DIRECTIVE
Each line that holds the word "installerad" counts once; give the total number of such lines and nothing else.
= = = = =
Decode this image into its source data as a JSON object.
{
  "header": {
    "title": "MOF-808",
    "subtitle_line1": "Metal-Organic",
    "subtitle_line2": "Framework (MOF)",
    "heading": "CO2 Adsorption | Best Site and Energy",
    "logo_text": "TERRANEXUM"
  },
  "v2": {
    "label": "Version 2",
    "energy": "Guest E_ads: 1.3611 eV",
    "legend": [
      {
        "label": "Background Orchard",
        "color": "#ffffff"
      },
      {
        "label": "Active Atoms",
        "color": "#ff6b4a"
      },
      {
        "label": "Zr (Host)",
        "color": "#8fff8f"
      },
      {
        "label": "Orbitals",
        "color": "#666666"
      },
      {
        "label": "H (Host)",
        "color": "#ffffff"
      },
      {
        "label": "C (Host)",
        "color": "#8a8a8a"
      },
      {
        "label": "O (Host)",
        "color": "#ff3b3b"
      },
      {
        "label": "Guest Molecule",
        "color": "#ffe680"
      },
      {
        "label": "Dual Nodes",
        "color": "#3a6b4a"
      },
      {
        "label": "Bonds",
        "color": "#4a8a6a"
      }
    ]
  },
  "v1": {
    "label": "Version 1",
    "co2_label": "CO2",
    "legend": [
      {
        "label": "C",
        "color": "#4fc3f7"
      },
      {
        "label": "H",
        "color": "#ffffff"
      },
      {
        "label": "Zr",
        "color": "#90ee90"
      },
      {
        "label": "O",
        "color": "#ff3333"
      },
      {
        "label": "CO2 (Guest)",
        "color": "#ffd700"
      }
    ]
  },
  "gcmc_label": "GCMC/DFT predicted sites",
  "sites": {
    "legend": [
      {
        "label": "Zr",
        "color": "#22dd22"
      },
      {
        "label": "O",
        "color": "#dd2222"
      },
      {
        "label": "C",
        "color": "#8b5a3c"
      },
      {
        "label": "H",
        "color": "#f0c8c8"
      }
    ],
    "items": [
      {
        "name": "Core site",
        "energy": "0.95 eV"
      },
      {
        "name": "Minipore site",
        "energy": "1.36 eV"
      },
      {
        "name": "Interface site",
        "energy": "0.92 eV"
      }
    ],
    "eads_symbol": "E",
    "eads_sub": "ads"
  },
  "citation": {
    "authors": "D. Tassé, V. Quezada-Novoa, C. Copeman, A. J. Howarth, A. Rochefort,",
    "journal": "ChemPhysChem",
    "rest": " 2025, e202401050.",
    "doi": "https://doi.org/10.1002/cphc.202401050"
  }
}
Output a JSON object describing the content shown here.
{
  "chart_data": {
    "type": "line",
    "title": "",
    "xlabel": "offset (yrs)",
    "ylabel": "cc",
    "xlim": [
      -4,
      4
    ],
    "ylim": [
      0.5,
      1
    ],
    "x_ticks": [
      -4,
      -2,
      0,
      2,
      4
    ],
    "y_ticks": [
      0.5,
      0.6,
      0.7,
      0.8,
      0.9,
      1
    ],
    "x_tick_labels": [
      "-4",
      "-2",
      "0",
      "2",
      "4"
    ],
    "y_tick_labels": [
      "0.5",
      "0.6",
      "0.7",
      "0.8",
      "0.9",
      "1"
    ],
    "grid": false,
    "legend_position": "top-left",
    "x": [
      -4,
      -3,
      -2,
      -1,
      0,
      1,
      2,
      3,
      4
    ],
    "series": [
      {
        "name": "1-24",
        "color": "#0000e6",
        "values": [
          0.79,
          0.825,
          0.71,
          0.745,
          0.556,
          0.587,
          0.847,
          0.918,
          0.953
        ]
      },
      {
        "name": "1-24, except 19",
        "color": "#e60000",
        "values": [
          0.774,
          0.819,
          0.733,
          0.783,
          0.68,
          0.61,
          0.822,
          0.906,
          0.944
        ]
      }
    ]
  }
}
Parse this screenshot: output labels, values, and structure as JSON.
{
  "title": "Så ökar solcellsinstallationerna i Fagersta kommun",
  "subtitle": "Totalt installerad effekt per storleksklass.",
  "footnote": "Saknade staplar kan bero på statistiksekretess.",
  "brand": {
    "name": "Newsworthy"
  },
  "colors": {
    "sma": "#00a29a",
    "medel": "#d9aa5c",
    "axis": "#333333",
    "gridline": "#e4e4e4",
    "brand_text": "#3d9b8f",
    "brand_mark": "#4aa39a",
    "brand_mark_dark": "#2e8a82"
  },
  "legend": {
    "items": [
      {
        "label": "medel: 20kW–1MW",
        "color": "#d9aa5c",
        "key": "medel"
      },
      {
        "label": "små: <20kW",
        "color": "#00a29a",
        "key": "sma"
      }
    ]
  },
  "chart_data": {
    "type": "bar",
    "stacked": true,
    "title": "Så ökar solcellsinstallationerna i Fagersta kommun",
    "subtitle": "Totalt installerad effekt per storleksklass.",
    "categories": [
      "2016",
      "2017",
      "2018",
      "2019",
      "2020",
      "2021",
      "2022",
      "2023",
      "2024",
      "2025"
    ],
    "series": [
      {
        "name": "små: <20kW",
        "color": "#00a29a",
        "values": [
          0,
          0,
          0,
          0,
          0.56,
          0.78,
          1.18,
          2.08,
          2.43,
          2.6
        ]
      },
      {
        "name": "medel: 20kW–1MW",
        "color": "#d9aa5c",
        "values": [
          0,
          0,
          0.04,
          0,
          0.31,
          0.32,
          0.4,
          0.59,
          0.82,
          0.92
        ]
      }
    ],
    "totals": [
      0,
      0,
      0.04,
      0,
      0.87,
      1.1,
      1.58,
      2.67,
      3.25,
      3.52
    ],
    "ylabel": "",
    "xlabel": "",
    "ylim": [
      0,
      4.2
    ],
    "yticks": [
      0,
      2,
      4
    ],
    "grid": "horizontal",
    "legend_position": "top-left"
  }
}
= = = = =
ANSWER TO THE PROBLEM
2